■ **What you need to do**
Output only the lines that run from the line holding "What does this" to the end of the entries, both ends included, and skip the pictures.
==== Data in this exercise
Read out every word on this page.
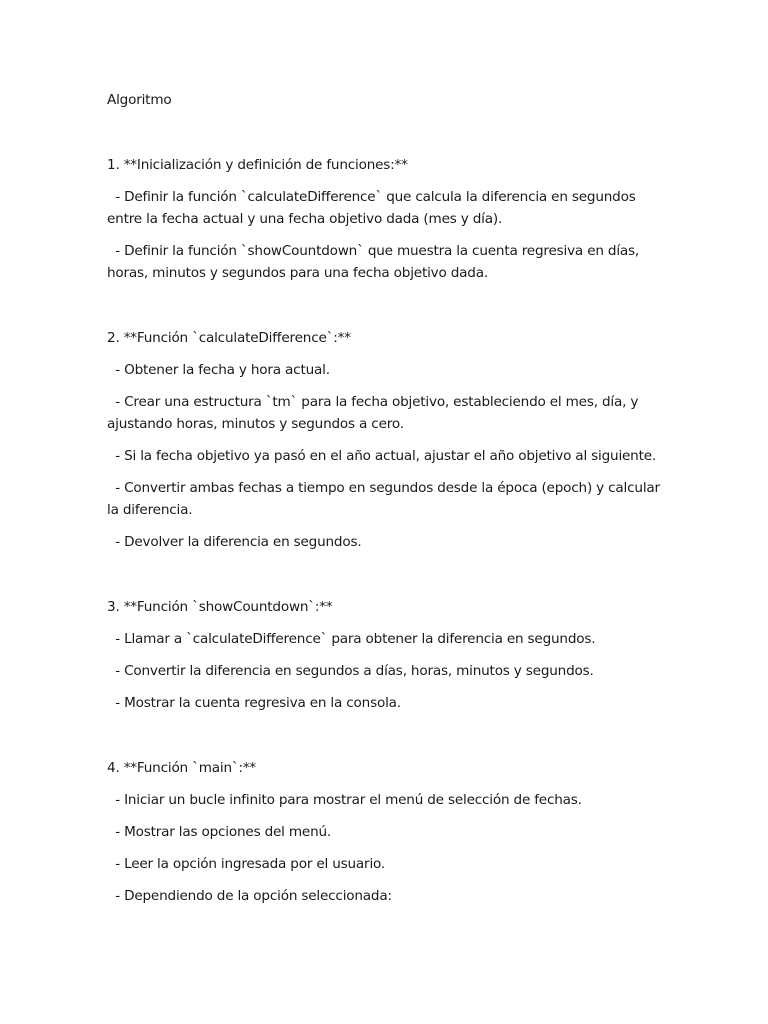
Algoritmo

1. **Inicialización y definición de funciones:**

- Definir la función `calculateDifference` que calcula la diferencia en segundos entre la fecha actual y una fecha objetivo dada (mes y día).

- Definir la función `showCountdown` que muestra la cuenta regresiva en días, horas, minutos y segundos para una fecha objetivo dada.

2. **Función `calculateDifference`:**

- Obtener la fecha y hora actual.

- Crear una estructura `tm` para la fecha objetivo, estableciendo el mes, día, y ajustando horas, minutos y segundos a cero.

- Si la fecha objetivo ya pasó en el año actual, ajustar el año objetivo al siguiente.

- Convertir ambas fechas a tiempo en segundos desde la época (epoch) y calcular la diferencia.

- Devolver la diferencia en segundos.

3. **Función `showCountdown`:**

- Llamar a `calculateDifference` para obtener la diferencia en segundos.

- Convertir la diferencia en segundos a días, horas, minutos y segundos.

- Mostrar la cuenta regresiva en la consola.

4. **Función `main`:**

- Iniciar un bucle infinito para mostrar el menú de selección de fechas.

- Mostrar las opciones del menú.

- Leer la opción ingresada por el usuario.

- Dependiendo de la opción seleccionada:
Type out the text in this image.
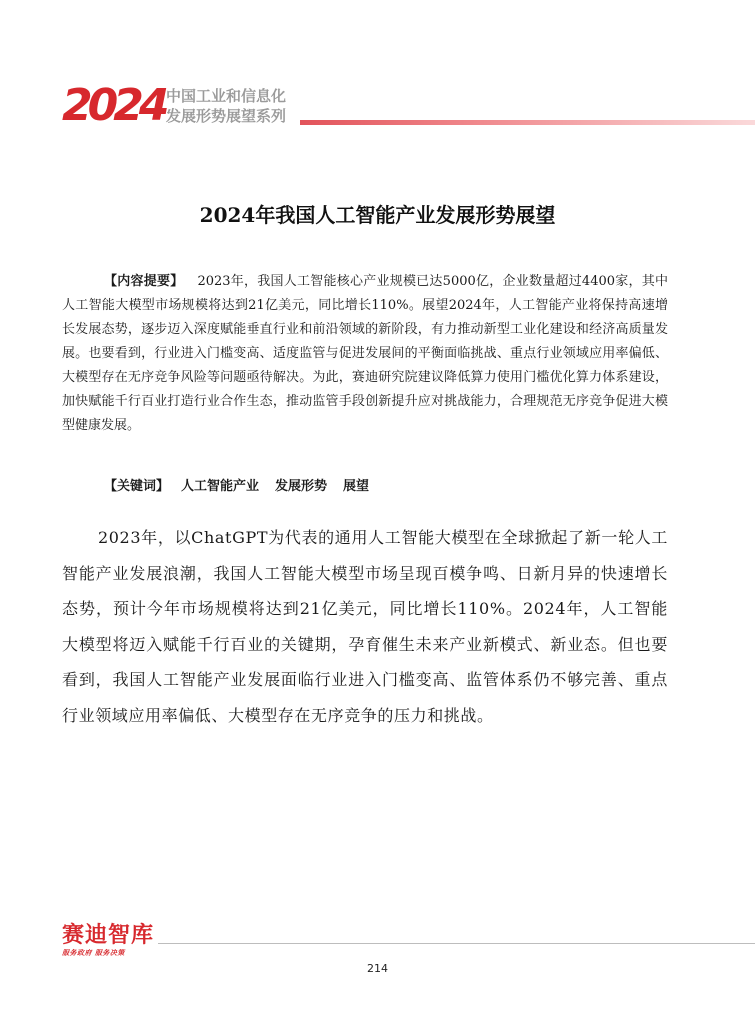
2024 中国工业和信息化
发展形势展望系列
2024年我国人工智能产业发展形势展望
【内容提要】 2023年，我国人工智能核心产业规模已达5000亿，企业数量超过4400家，其中人工智能大模型市场规模将达到21亿美元，同比增长110%。展望2024年，人工智能产业将保持高速增长发展态势，逐步迈入深度赋能垂直行业和前沿领域的新阶段，有力推动新型工业化建设和经济高质量发展。也要看到，行业进入门槛变高、适度监管与促进发展间的平衡面临挑战、重点行业领域应用率偏低、大模型存在无序竞争风险等问题亟待解决。为此，赛迪研究院建议降低算力使用门槛优化算力体系建设，加快赋能千行百业打造行业合作生态，推动监管手段创新提升应对挑战能力，合理规范无序竞争促进大模型健康发展。
【关键词】 人工智能产业 发展形势 展望
2023年，以ChatGPT为代表的通用人工智能大模型在全球掀起了新一轮人工智能产业发展浪潮，我国人工智能大模型市场呈现百模争鸣、日新月异的快速增长态势，预计今年市场规模将达到21亿美元，同比增长110%。2024年，人工智能大模型将迈入赋能千行百业的关键期，孕育催生未来产业新模式、新业态。但也要看到，我国人工智能产业发展面临行业进入门槛变高、监管体系仍不够完善、重点行业领域应用率偏低、大模型存在无序竞争的压力和挑战。
赛迪智库
服务政府 服务决策
214
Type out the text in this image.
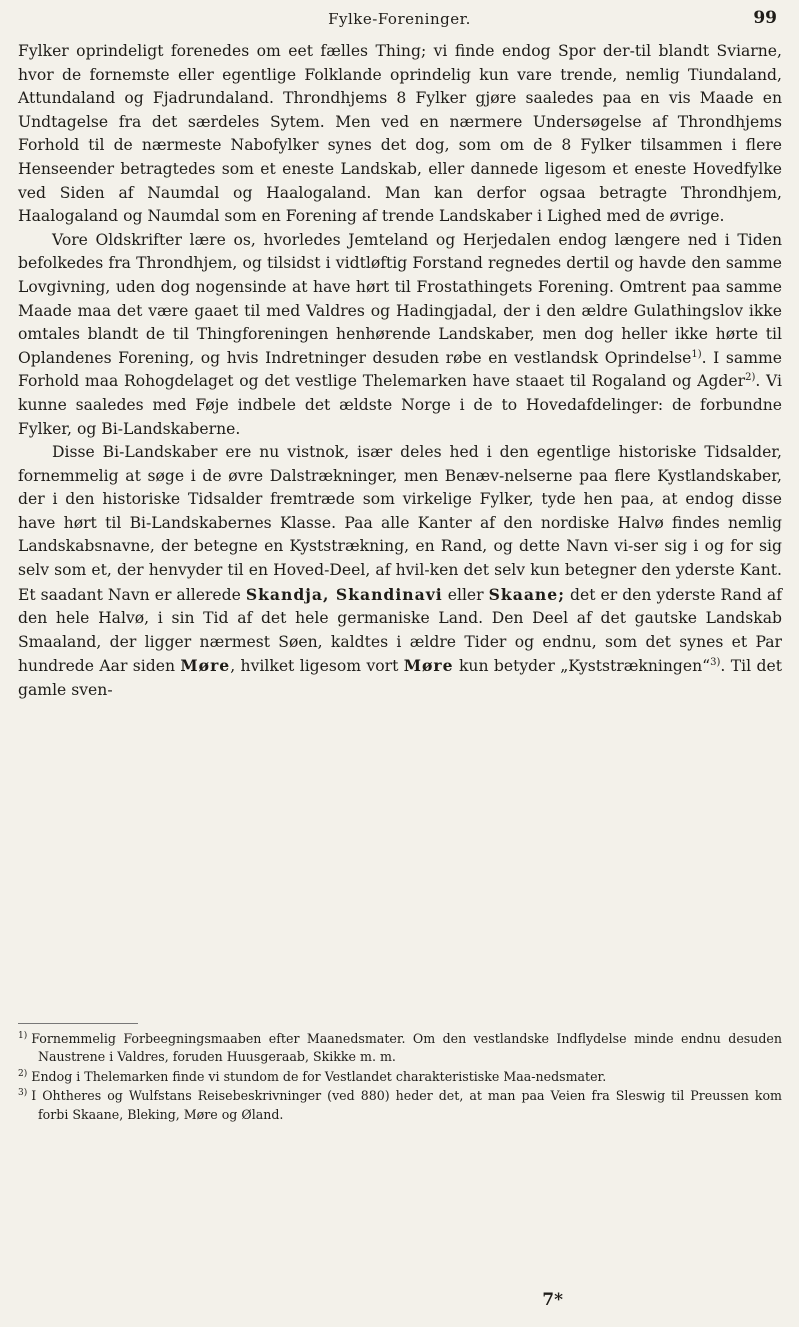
Fylke-Foreninger.	99

Fylker oprindeligt forenedes om eet fælles Thing; vi finde endog Spor der-til blandt Sviarne, hvor de fornemste eller egentlige Folklande oprindelig kun vare trende, nemlig Tiundaland, Attundaland og Fjadrundaland. Throndhjems 8 Fylker gjøre saaledes paa en vis Maade en Undtagelse fra det særdeles Sytem. Men ved en nærmere Undersøgelse af Throndhjems Forhold til de nærmeste Nabofylker synes det dog, som om de 8 Fylker tilsammen i flere Henseender betragtedes som et eneste Landskab, eller dannede ligesom et eneste Hovedfylke ved Siden af Naumdal og Haalogaland. Man kan derfor ogsaa betragte Throndhjem, Haalogaland og Naumdal som en Forening af trende Landskaber i Lighed med de øvrige.

Vore Oldskrifter lære os, hvorledes Jemteland og Herjedalen endog længere ned i Tiden befolkedes fra Throndhjem, og tilsidst i vidtløftig Forstand regnedes dertil og havde den samme Lovgivning, uden dog nogensinde at have hørt til Frostathingets Forening. Omtrent paa samme Maade maa det være gaaet til med Valdres og Hadingjadal, der i den ældre Gulathingslov ikke omtales blandt de til Thingforeningen henhørende Landskaber, men dog heller ikke hørte til Oplandenes Forening, og hvis Indretninger desuden røbe en vestlandsk Oprindelse$^{1)}$. I samme Forhold maa Rohogdelaget og det vestlige Thelemarken have staaet til Rogaland og Agder$^{2)}$. Vi kunne saaledes med Føje indbele det ældste Norge i de to Hovedafdelinger: de forbundne Fylker, og Bi-Landskaberne.

Disse Bi-Landskaber ere nu vistnok, især deles hed i den egentlige historiske Tidsalder, fornemmelig at søge i de øvre Dalstrækninger, men Benæv-nelserne paa flere Kystlandskaber, der i den historiske Tidsalder fremtræde som virkelige Fylker, tyde hen paa, at endog disse have hørt til Bi-Landskabernes Klasse. Paa alle Kanter af den nordiske Halvø findes nemlig Landskabsnavne, der betegne en Kyststrækning, en Rand, og dette Navn vi-ser sig i og for sig selv som et, der henvyder til en Hoved-Deel, af hvil-ken det selv kun betegner den yderste Kant. Et saadant Navn er allerede Skandja, Skandinavi eller Skaane; det er den yderste Rand af den hele Halvø, i sin Tid af det hele germaniske Land. Den Deel af det gautske Landskab Smaaland, der ligger nærmest Søen, kaldtes i ældre Tider og endnu, som det synes et Par hundrede Aar siden Møre, hvilket ligesom vort Møre kun betyder „Kyststrækningen“$^{3)}$. Til det gamle sven-

$^{1)}$ Fornemmelig Forbeegningsmaaben efter Maanedsmater. Om den vestlandske Indflydelse minde endnu desuden Naustrene i Valdres, foruden Huusgeraab, Skikke m. m.

$^{2)}$ Endog i Thelemarken finde vi stundom de for Vestlandet charakteristiske Maa-nedsmater.

$^{3)}$ I Ohtheres og Wulfstans Reisebeskrivninger (ved 880) heder det, at man paa Veien fra Sleswig til Preussen kom forbi Skaane, Bleking, Møre og Øland.

7*
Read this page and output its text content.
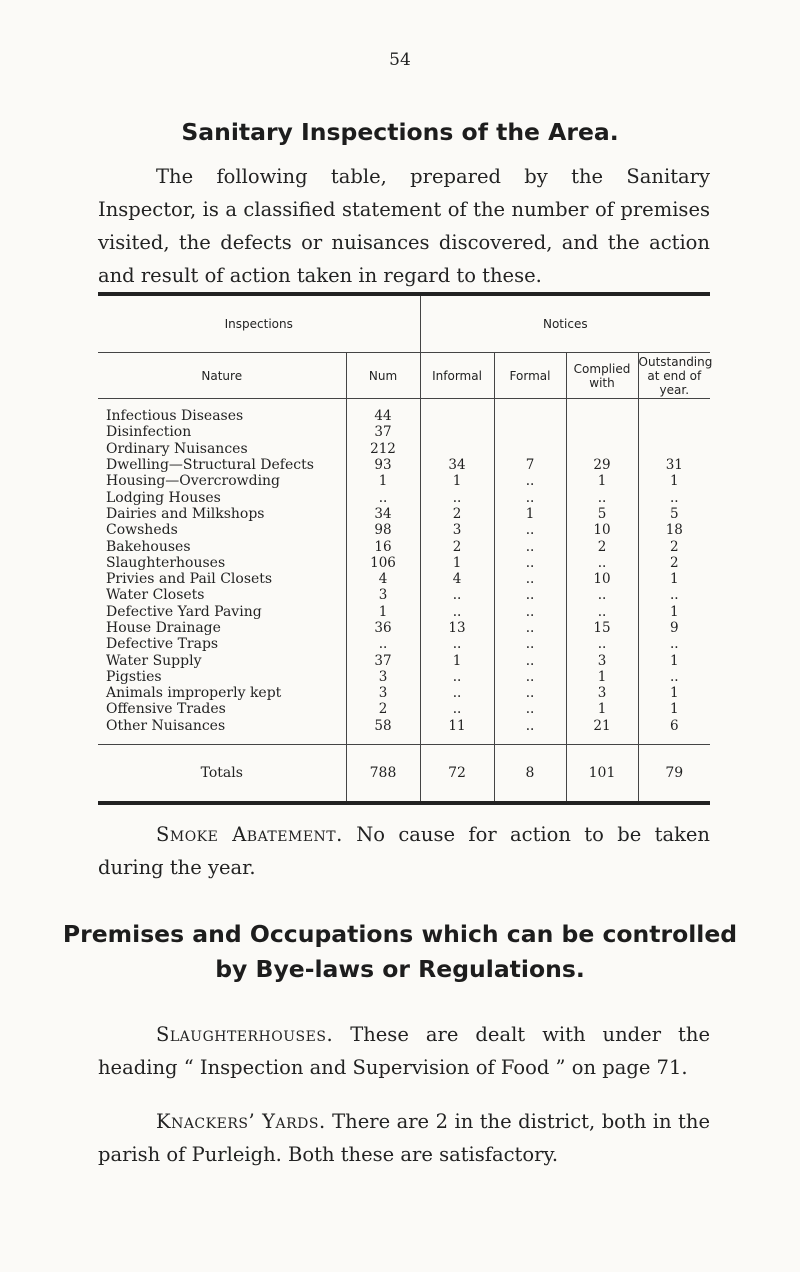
54
Sanitary Inspections of the Area.

The following table, prepared by the Sanitary Inspector, is a classified statement of the number of premises visited, the defects or nuisances discovered, and the action and result of action taken in regard to these.

Inspections		Notices			
Nature	Num	Informal	Formal	Complied with	Outstanding at end of year.
Infectious Diseases	44				
Disinfection	37				
Ordinary Nuisances	212				
Dwelling—Structural Defects	93	34	7	29	31
Housing—Overcrowding	1	1	..	1	1
Lodging Houses	..	..	..	..	..
Dairies and Milkshops	34	2	1	5	5
Cowsheds	98	3	..	10	18
Bakehouses	16	2	..	2	2
Slaughterhouses	106	1	..	..	2
Privies and Pail Closets	4	4	..	10	1
Water Closets	3	..	..	..	..
Defective Yard Paving	1	..	..	..	1
House Drainage	36	13	..	15	9
Defective Traps	..	..	..	..	..
Water Supply	37	1	..	3	1
Pigsties	3	..	..	1	..
Animals improperly kept	3	..	..	3	1
Offensive Trades	2	..	..	1	1
Other Nuisances	58	11	..	21	6
Totals	788	72	8	101	79

Smoke Abatement. No cause for action to be taken during the year.

Premises and Occupations which can be controlled
by Bye-laws or Regulations.

Slaughterhouses. These are dealt with under the heading “ Inspection and Supervision of Food ” on page 71.

Knackers’ Yards. There are 2 in the district, both in the parish of Purleigh. Both these are satisfactory.
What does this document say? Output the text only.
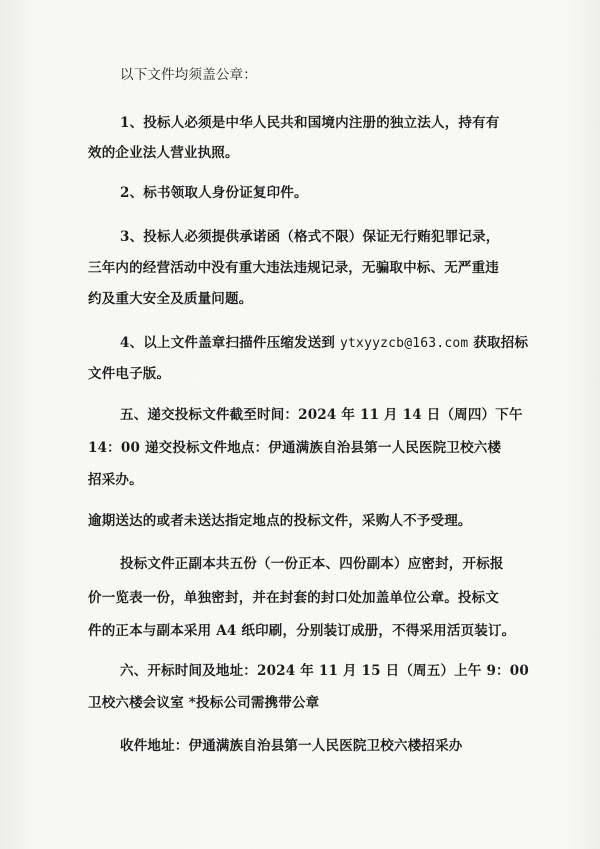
以下文件均须盖公章：
1、投标人必须是中华人民共和国境内注册的独立法人，持有有
效的企业法人营业执照。
2、标书领取人身份证复印件。
3、投标人必须提供承诺函（格式不限）保证无行贿犯罪记录，
三年内的经营活动中没有重大违法违规记录，无骗取中标、无严重违
约及重大安全及质量问题。
4、以上文件盖章扫描件压缩发送到 ytxyyzcb@163.com 获取招标
文件电子版。
五、递交投标文件截至时间：2024 年 11 月 14 日（周四）下午
14：00 递交投标文件地点：伊通满族自治县第一人民医院卫校六楼
招采办。
逾期送达的或者未送达指定地点的投标文件，采购人不予受理。
投标文件正副本共五份（一份正本、四份副本）应密封，开标报
价一览表一份，单独密封，并在封套的封口处加盖单位公章。投标文
件的正本与副本采用 A4 纸印刷，分别装订成册，不得采用活页装订。
六、开标时间及地址：2024 年 11 月 15 日（周五）上午 9：00
卫校六楼会议室 *投标公司需携带公章
收件地址：伊通满族自治县第一人民医院卫校六楼招采办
========
■ **The completed task**
What does this document say? Output the text only.
以下文件均须盖公章：
1、投标人必须是中华人民共和国境内注册的独立法人，持有有
效的企业法人营业执照。
2、标书领取人身份证复印件。
3、投标人必须提供承诺函（格式不限）保证无行贿犯罪记录，
三年内的经营活动中没有重大违法违规记录，无骗取中标、无严重违
约及重大安全及质量问题。
4、以上文件盖章扫描件压缩发送到 ytxyyzcb@163.com 获取招标
文件电子版。
五、递交投标文件截至时间：2024 年 11 月 14 日（周四）下午
14：00 递交投标文件地点：伊通满族自治县第一人民医院卫校六楼
招采办。
逾期送达的或者未送达指定地点的投标文件，采购人不予受理。
投标文件正副本共五份（一份正本、四份副本）应密封，开标报
价一览表一份，单独密封，并在封套的封口处加盖单位公章。投标文
件的正本与副本采用 A4 纸印刷，分别装订成册，不得采用活页装订。
六、开标时间及地址：2024 年 11 月 15 日（周五）上午 9：00
卫校六楼会议室 *投标公司需携带公章
收件地址：伊通满族自治县第一人民医院卫校六楼招采办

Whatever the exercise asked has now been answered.